_Challenge A:_ In the interview excerpt, where does the writer meet David Mitchell and Rob Webb?

Saturday, November 18th, 2006


The press blitz around the tour continues. Here’s an interview from today’s Independent:
Live!
Peep Show’s David Mitchell and Robert Webb
With a sell-out UK tour, a fourth series of Peep Show in the pipeline, and even a movie with Michelle Pfeiffer, David Mitchell and Robert Webb must be doing something right. Deborah Ross finds out what.
Published: 18 November 2006
I meet David Mitchell and Rob Webb at a hotel in Cambridge. They’re currently on tour and performed here the night before. Rob, the nervier, fairer one, looks quite scared. Indeed, when I first catch his eye in the lobby he doesn’t flinch, as such, but he does shrink back into his big black anoraky thing with its big black hood. Actually, maybe that is a flinch. Certainly, everything about him seems to say: “Clear off, you nosy old witch, clear off.” David, the darker, fleshier one, is grumpy. He’s come down from his room with wet hair, having just washed it, and he grumbles about having to have his photograph taken before it is dry. I try to reassure him. “Don’t worry, David,” I say. “People will just assume it’s really, really greasy.” He goes off in search of a hairdryer. Rob goes out for a smoke. I am abandoned forthwith. This is not good. They are meant to love me as I love them, and I do love them. In fact, everyone in our house loves them. We certainly love Peep Show, that wonderfully inventive comedy series featuring those two brilliantly dysfunctional characters: Jeremy (Rob), who is lazy and useless yet has grandiose ideas about himself, and Mark (David), who is sad and world- weary and so socially inept he’s fully traumatised when Sophie – the girl he fancies – sits on his hand on the bus. It’s great. I love it, my son loves it, even my partner loves it and he doesn’t usually laugh at much unless, say, I happen to trip up in the street, which always totally kills him. Come on, guys, I’m thinking, it really isn’t nice when love goes unrequited. It hurts.

Annotated element listings:
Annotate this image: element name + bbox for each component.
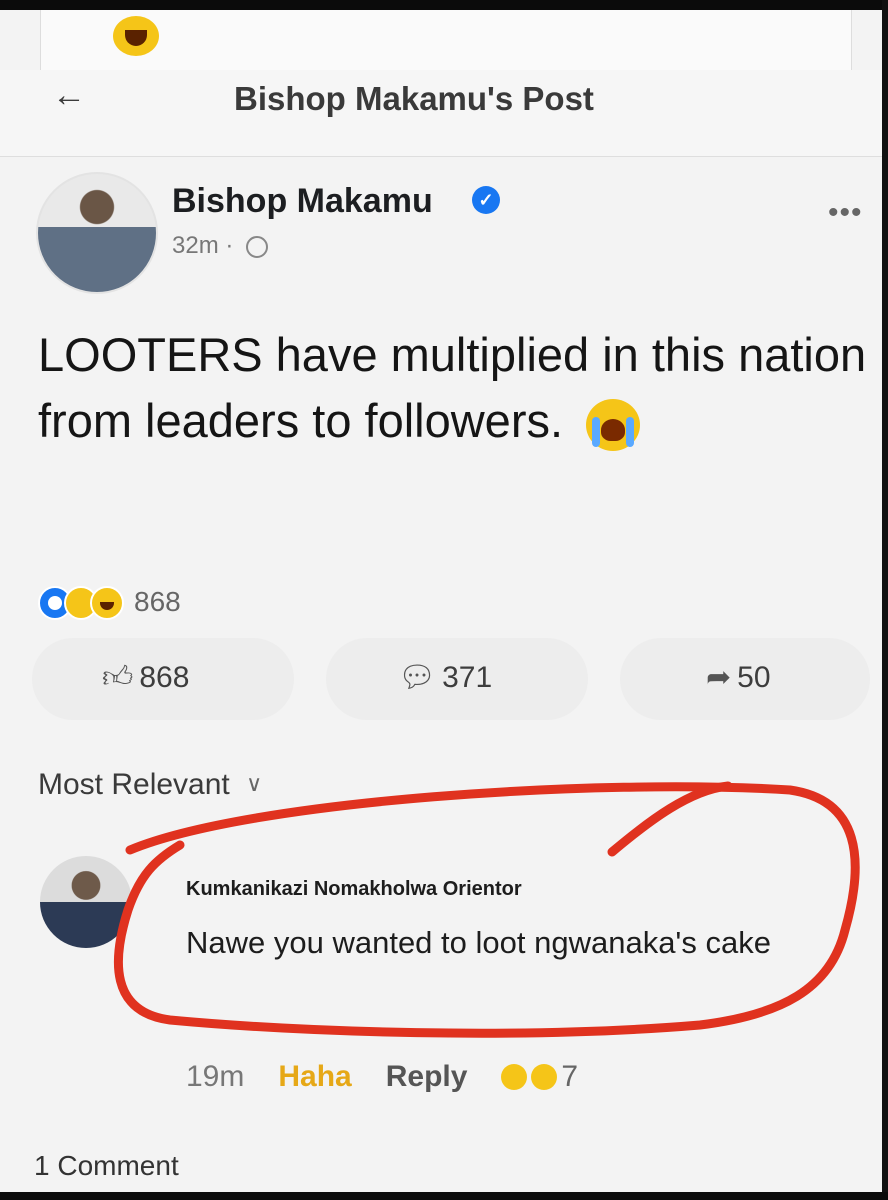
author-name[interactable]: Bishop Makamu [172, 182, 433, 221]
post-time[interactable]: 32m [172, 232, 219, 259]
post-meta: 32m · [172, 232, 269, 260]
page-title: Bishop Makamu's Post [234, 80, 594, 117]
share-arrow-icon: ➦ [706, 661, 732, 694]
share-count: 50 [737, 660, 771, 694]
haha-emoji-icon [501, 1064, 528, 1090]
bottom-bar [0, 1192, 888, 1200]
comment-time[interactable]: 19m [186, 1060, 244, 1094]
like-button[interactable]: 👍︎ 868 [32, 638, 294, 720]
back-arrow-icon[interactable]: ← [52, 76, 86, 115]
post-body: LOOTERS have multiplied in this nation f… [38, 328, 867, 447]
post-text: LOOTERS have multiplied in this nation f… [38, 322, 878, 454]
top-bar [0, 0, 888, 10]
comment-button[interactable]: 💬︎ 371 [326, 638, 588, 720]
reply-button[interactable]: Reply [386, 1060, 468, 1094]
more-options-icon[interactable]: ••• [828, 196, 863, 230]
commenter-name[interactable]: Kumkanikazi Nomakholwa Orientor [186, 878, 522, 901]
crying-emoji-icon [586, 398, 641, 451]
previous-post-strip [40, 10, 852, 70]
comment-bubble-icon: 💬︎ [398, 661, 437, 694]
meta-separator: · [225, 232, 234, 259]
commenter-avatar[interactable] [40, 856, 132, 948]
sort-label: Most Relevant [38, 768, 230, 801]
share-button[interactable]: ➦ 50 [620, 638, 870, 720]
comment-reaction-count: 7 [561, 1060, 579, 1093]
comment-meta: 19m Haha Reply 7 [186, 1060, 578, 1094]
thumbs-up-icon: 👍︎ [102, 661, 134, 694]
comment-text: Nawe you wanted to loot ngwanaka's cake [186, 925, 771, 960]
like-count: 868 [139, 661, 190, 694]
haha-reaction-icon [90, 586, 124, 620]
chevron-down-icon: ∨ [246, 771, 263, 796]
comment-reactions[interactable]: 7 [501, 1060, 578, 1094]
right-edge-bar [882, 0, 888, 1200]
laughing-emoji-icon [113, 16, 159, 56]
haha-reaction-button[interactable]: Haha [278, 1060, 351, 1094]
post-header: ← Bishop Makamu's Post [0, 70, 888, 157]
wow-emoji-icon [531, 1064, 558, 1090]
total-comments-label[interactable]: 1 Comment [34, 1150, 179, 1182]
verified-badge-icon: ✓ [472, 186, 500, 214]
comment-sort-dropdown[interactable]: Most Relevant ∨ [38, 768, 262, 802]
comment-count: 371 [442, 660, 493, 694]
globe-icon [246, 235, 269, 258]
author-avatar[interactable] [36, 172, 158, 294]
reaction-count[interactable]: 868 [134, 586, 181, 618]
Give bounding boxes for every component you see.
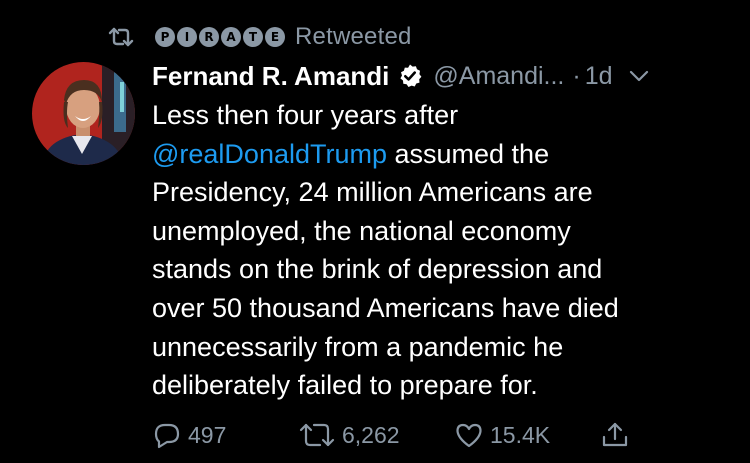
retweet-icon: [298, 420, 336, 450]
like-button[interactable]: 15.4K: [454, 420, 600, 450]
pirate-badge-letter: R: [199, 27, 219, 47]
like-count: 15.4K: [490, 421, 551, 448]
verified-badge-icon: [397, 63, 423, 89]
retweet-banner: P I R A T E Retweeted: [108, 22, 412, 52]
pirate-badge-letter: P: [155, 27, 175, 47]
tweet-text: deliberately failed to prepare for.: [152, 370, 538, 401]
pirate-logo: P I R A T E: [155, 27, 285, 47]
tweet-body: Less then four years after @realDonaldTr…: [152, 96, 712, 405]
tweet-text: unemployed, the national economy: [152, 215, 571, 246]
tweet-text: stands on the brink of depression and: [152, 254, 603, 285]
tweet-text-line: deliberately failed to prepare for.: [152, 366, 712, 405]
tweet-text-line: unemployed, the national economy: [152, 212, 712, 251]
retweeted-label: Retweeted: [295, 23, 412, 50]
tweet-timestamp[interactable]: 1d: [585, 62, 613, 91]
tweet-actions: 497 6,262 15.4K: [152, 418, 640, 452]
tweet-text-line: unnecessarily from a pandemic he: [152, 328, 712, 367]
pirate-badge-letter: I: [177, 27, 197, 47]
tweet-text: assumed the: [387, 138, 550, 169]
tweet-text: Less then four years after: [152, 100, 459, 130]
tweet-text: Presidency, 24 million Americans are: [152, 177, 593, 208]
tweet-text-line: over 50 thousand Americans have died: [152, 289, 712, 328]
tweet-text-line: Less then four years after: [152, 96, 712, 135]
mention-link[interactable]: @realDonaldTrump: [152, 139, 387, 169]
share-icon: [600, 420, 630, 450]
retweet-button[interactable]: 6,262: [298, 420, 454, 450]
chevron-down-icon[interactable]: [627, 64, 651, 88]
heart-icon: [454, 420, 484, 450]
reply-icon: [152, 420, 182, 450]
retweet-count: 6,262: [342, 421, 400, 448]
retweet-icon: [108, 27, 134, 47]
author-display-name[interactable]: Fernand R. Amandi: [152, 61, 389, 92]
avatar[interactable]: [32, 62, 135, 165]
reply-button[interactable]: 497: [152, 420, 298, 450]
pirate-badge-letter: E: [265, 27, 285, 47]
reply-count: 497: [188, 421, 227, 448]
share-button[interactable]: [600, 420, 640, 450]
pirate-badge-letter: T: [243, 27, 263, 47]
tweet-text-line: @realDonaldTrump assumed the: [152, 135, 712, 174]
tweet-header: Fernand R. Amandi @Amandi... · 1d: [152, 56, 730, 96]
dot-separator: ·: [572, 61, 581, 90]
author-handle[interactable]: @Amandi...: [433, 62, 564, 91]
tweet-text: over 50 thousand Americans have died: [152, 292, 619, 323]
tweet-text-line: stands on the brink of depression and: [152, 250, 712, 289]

_Challenge B:_ Express the lines of the records between the line holding "author-name[interactable]: Bishop Makamu" and the line holding "like-button[interactable]: 👍︎ 868", inclusive, as a Markdown table with the columns Row and Line, leaving out any blank lines.

_Final result A:_ At a hotel in Cambridge.

_Final result B:_
| Row | Line |
|---|---|
| 1 | author-name[interactable]: Bishop Makamu [172, 182, 433, 221] |
| 2 | post-time[interactable]: 32m [172, 232, 219, 259] |
| 3 | post-meta: 32m · [172, 232, 269, 260] |
| 4 | page-title: Bishop Makamu's Post [234, 80, 594, 117] |
| 5 | share-arrow-icon: ➦ [706, 661, 732, 694] |
| 6 | share-count: 50 [737, 660, 771, 694] |
| 7 | haha-emoji-icon [501, 1064, 528, 1090] |
| 8 | bottom-bar [0, 1192, 888, 1200] |
| 9 | comment-time[interactable]: 19m [186, 1060, 244, 1094] |
| 10 | like-button[interactable]: 👍︎ 868 [32, 638, 294, 720] |